▸ **SUPPLIED RECORDS**
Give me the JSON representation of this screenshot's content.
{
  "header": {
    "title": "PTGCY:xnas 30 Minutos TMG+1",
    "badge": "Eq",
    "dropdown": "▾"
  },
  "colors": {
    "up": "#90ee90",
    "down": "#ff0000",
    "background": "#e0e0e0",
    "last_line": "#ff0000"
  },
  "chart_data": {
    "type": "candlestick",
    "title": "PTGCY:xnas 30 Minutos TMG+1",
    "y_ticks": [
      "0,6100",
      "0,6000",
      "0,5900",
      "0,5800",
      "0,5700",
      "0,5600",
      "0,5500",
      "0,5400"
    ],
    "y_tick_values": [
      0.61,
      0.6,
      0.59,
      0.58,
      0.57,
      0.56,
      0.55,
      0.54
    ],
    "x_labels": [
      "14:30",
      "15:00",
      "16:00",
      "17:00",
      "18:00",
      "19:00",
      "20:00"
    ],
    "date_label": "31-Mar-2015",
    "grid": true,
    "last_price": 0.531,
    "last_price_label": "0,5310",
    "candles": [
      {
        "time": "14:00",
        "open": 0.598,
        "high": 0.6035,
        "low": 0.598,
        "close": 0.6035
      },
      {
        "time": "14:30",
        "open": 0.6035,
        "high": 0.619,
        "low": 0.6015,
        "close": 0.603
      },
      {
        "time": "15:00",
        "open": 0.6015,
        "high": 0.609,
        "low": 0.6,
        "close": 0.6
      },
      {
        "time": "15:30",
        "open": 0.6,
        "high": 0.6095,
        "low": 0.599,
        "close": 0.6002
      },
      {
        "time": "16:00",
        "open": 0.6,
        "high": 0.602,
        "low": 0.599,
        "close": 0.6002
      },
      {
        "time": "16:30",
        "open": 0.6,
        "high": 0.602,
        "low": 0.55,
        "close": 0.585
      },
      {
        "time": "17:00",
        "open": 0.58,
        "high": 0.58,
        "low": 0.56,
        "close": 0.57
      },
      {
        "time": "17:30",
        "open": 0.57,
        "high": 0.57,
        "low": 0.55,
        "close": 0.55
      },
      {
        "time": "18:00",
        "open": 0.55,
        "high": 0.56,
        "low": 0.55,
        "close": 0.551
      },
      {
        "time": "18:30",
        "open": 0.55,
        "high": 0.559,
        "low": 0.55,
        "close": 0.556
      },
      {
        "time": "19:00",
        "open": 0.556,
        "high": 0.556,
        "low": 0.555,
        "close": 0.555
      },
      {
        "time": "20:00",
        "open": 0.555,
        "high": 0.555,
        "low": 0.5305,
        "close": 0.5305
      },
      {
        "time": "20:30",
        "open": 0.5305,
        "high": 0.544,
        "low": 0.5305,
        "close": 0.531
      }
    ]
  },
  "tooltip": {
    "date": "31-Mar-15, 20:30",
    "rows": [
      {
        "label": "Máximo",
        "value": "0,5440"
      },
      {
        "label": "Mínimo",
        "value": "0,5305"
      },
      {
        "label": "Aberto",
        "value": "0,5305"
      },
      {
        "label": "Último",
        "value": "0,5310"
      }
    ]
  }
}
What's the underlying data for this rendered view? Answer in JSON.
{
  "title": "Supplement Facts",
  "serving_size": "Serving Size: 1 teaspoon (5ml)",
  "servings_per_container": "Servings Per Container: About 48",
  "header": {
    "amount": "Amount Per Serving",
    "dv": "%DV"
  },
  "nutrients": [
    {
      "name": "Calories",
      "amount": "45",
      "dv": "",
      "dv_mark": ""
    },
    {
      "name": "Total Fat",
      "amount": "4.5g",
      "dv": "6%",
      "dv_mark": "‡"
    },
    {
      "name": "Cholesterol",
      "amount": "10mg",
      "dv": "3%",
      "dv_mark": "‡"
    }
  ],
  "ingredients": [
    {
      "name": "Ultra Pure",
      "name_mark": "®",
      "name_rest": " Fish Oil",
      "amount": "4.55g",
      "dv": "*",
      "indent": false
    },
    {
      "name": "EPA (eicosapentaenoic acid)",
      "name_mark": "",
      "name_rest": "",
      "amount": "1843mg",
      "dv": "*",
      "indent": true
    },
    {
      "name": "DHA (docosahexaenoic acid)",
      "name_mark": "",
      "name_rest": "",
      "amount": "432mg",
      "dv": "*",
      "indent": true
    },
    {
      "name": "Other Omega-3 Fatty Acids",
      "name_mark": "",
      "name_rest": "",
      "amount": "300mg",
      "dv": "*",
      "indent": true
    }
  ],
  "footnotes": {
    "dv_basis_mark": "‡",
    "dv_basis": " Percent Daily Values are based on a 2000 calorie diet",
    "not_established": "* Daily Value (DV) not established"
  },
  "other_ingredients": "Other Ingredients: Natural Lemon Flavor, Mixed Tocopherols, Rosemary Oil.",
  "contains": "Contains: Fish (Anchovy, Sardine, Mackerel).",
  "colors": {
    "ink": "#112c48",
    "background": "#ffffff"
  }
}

▸ **DIRECTIONS**
Using the listing above, pull out all lines that hold the word "Other".

▸ **OUTPUT**
      "name": "Other Omega-3 Fatty Acids",
  "other_ingredients": "Other Ingredients: Natural Lemon Flavor, Mixed Tocopherols, Rosemary Oil.",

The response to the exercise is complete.